(A listing)
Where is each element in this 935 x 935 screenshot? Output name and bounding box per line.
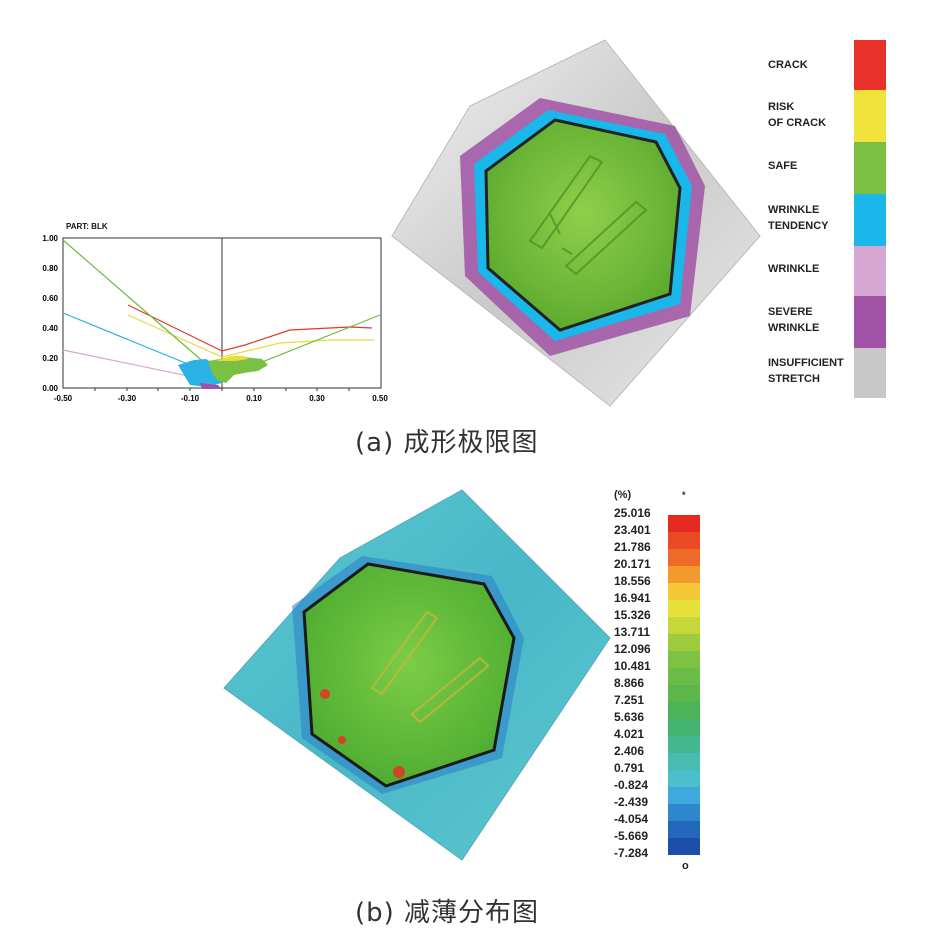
scale-value: -4.054 — [614, 812, 649, 826]
scale-value: 8.866 — [614, 676, 645, 690]
scale-color-cell — [668, 702, 700, 719]
safe-zone — [484, 118, 682, 332]
scale-color-cell — [668, 549, 700, 566]
scale-value: -5.669 — [614, 829, 649, 843]
scale-color-cell — [668, 532, 700, 549]
scale-color-cell — [668, 804, 700, 821]
scale-value: 18.556 — [614, 574, 651, 588]
thinning-part-surface — [302, 562, 516, 788]
scale-value: 25.016 — [614, 506, 651, 520]
scale-color-cell — [668, 668, 700, 685]
fld-tick-marks — [94, 388, 350, 391]
scale-value: -7.284 — [614, 846, 649, 860]
legend-label-crack: CRACK — [768, 59, 808, 71]
scale-color-cell — [668, 617, 700, 634]
fld-y-tick: 0.60 — [42, 294, 58, 303]
fld-x-tick: 0.50 — [372, 394, 388, 403]
legend-label-insufficient-stretch: INSUFFICIENT STRETCH — [768, 357, 844, 385]
fld-y-tick: 0.80 — [42, 264, 58, 273]
thinning-part-image — [223, 489, 611, 861]
legend-swatch-wrinkle-tendency — [854, 194, 886, 246]
legend-label-severe-wrinkle: SEVERE WRINKLE — [768, 306, 820, 334]
legend-swatch-severe-wrinkle — [854, 296, 886, 348]
scale-color-cell — [668, 736, 700, 753]
caption-a: (a) 成形极限图 — [355, 428, 539, 458]
scale-color-cell — [668, 838, 700, 855]
fld-y-tick: 0.40 — [42, 324, 58, 333]
scale-value: 0.791 — [614, 761, 645, 775]
fld-y-tick: 0.20 — [42, 354, 58, 363]
fld-x-tick: -0.30 — [118, 394, 137, 403]
scale-color-cell — [668, 685, 700, 702]
scale-bottom-mark: o — [682, 860, 689, 872]
scale-value: 7.251 — [614, 693, 645, 707]
legend-swatch-crack — [854, 40, 886, 90]
scale-value: 15.326 — [614, 608, 651, 622]
scale-value: 21.786 — [614, 540, 651, 554]
fld-y-tick: 1.00 — [42, 234, 58, 243]
scale-value: 23.401 — [614, 523, 651, 537]
fld-crack-curve — [127, 304, 373, 352]
scale-unit: (%) — [614, 489, 632, 501]
fld-x-tick: 0.10 — [246, 394, 262, 403]
legend-label-wrinkle-tendency: WRINKLE TENDENCY — [768, 204, 829, 232]
scale-value: 16.941 — [614, 591, 651, 605]
legend-label-risk: RISK OF CRACK — [768, 101, 827, 129]
legend-swatch-insufficient-stretch — [854, 348, 886, 398]
scale-value: -2.439 — [614, 795, 649, 809]
scale-color-cell — [668, 600, 700, 617]
thinning-hotspots — [320, 689, 405, 778]
legend-label-wrinkle: WRINKLE — [768, 263, 820, 275]
fld-chart: PART: BLK 1.00 0.80 0.60 0.40 0.20 0.00 … — [42, 222, 388, 403]
scale-value: 2.406 — [614, 744, 645, 758]
scale-value: 12.096 — [614, 642, 651, 656]
legend-swatch-wrinkle — [854, 246, 886, 296]
legend-label-safe: SAFE — [768, 160, 798, 172]
fld-x-tick: -0.50 — [54, 394, 73, 403]
scale-color-cell — [668, 634, 700, 651]
scale-color-cell — [668, 719, 700, 736]
scale-value: 5.636 — [614, 710, 645, 724]
scale-top-mark: * — [682, 490, 686, 500]
scale-color-cell — [668, 651, 700, 668]
scale-value: 4.021 — [614, 727, 645, 741]
fld-y-ticks: 1.00 0.80 0.60 0.40 0.20 0.00 — [42, 234, 58, 393]
legend-swatch-risk — [854, 90, 886, 142]
scale-value: 20.171 — [614, 557, 651, 571]
scale-color-cell — [668, 515, 700, 532]
scale-color-cell — [668, 566, 700, 583]
fld-x-ticks: -0.50 -0.30 -0.10 0.10 0.30 0.50 — [54, 394, 388, 403]
fld-strain-cloud — [178, 356, 268, 389]
part-embossing — [528, 154, 648, 276]
scale-color-cell — [668, 583, 700, 600]
scale-color-cell — [668, 821, 700, 838]
caption-b: (b) 减薄分布图 — [355, 898, 540, 928]
fld-y-tick: 0.00 — [42, 384, 58, 393]
scale-value: 10.481 — [614, 659, 651, 673]
fld-risk-curve — [127, 314, 374, 358]
scale-color-cell — [668, 770, 700, 787]
fld-part-image — [391, 39, 761, 407]
fld-x-tick: -0.10 — [181, 394, 200, 403]
fld-x-tick: 0.30 — [309, 394, 325, 403]
thinning-embossing — [370, 610, 490, 724]
scale-color-cell — [668, 787, 700, 804]
scale-value: 13.711 — [614, 625, 651, 639]
scale-color-cell — [668, 753, 700, 770]
legend-swatch-safe — [854, 142, 886, 194]
scale-value: -0.824 — [614, 778, 649, 792]
fld-part-label: PART: BLK — [66, 222, 108, 231]
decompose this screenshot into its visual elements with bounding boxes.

§ TASK
Rewrite each line of the listing above, substituting "screen capture" for every occurrence of "screenshot" and leaving everything else unchanged. Omit the pictures from your answer.

§ RESULT BELOW
Where is each element in this 935 x 935 screen capture? Output name and bounding box per line.
scale-value: -4.054 — [614, 812, 649, 826]
scale-value: 8.866 — [614, 676, 645, 690]
scale-color-cell — [668, 702, 700, 719]
safe-zone — [484, 118, 682, 332]
scale-color-cell — [668, 549, 700, 566]
scale-value: -5.669 — [614, 829, 649, 843]
scale-color-cell — [668, 532, 700, 549]
scale-color-cell — [668, 804, 700, 821]
scale-value: 18.556 — [614, 574, 651, 588]
thinning-part-surface — [302, 562, 516, 788]
scale-value: 25.016 — [614, 506, 651, 520]
scale-color-cell — [668, 668, 700, 685]
fld-tick-marks — [94, 388, 350, 391]
scale-value: -7.284 — [614, 846, 649, 860]
legend-label-crack: CRACK — [768, 59, 808, 71]
scale-color-cell — [668, 617, 700, 634]
fld-y-tick: 0.60 — [42, 294, 58, 303]
fld-x-tick: 0.50 — [372, 394, 388, 403]
legend-label-insufficient-stretch: INSUFFICIENT STRETCH — [768, 357, 844, 385]
fld-y-tick: 0.80 — [42, 264, 58, 273]
thinning-part-image — [223, 489, 611, 861]
legend-swatch-wrinkle-tendency — [854, 194, 886, 246]
legend-label-severe-wrinkle: SEVERE WRINKLE — [768, 306, 820, 334]
legend-swatch-severe-wrinkle — [854, 296, 886, 348]
scale-color-cell — [668, 736, 700, 753]
caption-a: (a) 成形极限图 — [355, 428, 539, 458]
scale-color-cell — [668, 838, 700, 855]
fld-y-tick: 0.40 — [42, 324, 58, 333]
scale-value: 0.791 — [614, 761, 645, 775]
fld-y-tick: 0.20 — [42, 354, 58, 363]
fld-x-tick: -0.30 — [118, 394, 137, 403]
scale-color-cell — [668, 685, 700, 702]
scale-bottom-mark: o — [682, 860, 689, 872]
scale-value: 7.251 — [614, 693, 645, 707]
legend-swatch-crack — [854, 40, 886, 90]
scale-value: 15.326 — [614, 608, 651, 622]
scale-value: 21.786 — [614, 540, 651, 554]
fld-y-tick: 1.00 — [42, 234, 58, 243]
scale-value: 23.401 — [614, 523, 651, 537]
fld-crack-curve — [127, 304, 373, 352]
scale-unit: (%) — [614, 489, 632, 501]
fld-x-tick: 0.10 — [246, 394, 262, 403]
legend-label-wrinkle-tendency: WRINKLE TENDENCY — [768, 204, 829, 232]
scale-value: 16.941 — [614, 591, 651, 605]
legend-label-risk: RISK OF CRACK — [768, 101, 827, 129]
legend-swatch-insufficient-stretch — [854, 348, 886, 398]
scale-value: -2.439 — [614, 795, 649, 809]
scale-color-cell — [668, 600, 700, 617]
thinning-hotspots — [320, 689, 405, 778]
legend-label-wrinkle: WRINKLE — [768, 263, 820, 275]
fld-chart: PART: BLK 1.00 0.80 0.60 0.40 0.20 0.00 … — [42, 222, 388, 403]
scale-value: 2.406 — [614, 744, 645, 758]
scale-value: 12.096 — [614, 642, 651, 656]
legend-swatch-wrinkle — [854, 246, 886, 296]
legend-label-safe: SAFE — [768, 160, 798, 172]
fld-x-tick: -0.50 — [54, 394, 73, 403]
scale-color-cell — [668, 634, 700, 651]
scale-color-cell — [668, 719, 700, 736]
scale-value: 5.636 — [614, 710, 645, 724]
scale-top-mark: * — [682, 490, 686, 500]
scale-color-cell — [668, 651, 700, 668]
scale-value: 4.021 — [614, 727, 645, 741]
fld-y-ticks: 1.00 0.80 0.60 0.40 0.20 0.00 — [42, 234, 58, 393]
legend-swatch-risk — [854, 90, 886, 142]
scale-value: 20.171 — [614, 557, 651, 571]
scale-color-cell — [668, 515, 700, 532]
scale-color-cell — [668, 566, 700, 583]
fld-x-ticks: -0.50 -0.30 -0.10 0.10 0.30 0.50 — [54, 394, 388, 403]
fld-strain-cloud — [178, 356, 268, 389]
part-embossing — [528, 154, 648, 276]
scale-color-cell — [668, 583, 700, 600]
scale-color-cell — [668, 821, 700, 838]
caption-b: (b) 减薄分布图 — [355, 898, 540, 928]
fld-y-tick: 0.00 — [42, 384, 58, 393]
scale-value: 10.481 — [614, 659, 651, 673]
fld-risk-curve — [127, 314, 374, 358]
scale-color-cell — [668, 770, 700, 787]
fld-part-image — [391, 39, 761, 407]
fld-x-tick: -0.10 — [181, 394, 200, 403]
fld-x-tick: 0.30 — [309, 394, 325, 403]
thinning-embossing — [370, 610, 490, 724]
scale-color-cell — [668, 787, 700, 804]
scale-value: 13.711 — [614, 625, 651, 639]
scale-color-cell — [668, 753, 700, 770]
legend-swatch-safe — [854, 142, 886, 194]
scale-value: -0.824 — [614, 778, 649, 792]
fld-part-label: PART: BLK — [66, 222, 108, 231]
decompose this screen capture into its visual elements with bounding boxes.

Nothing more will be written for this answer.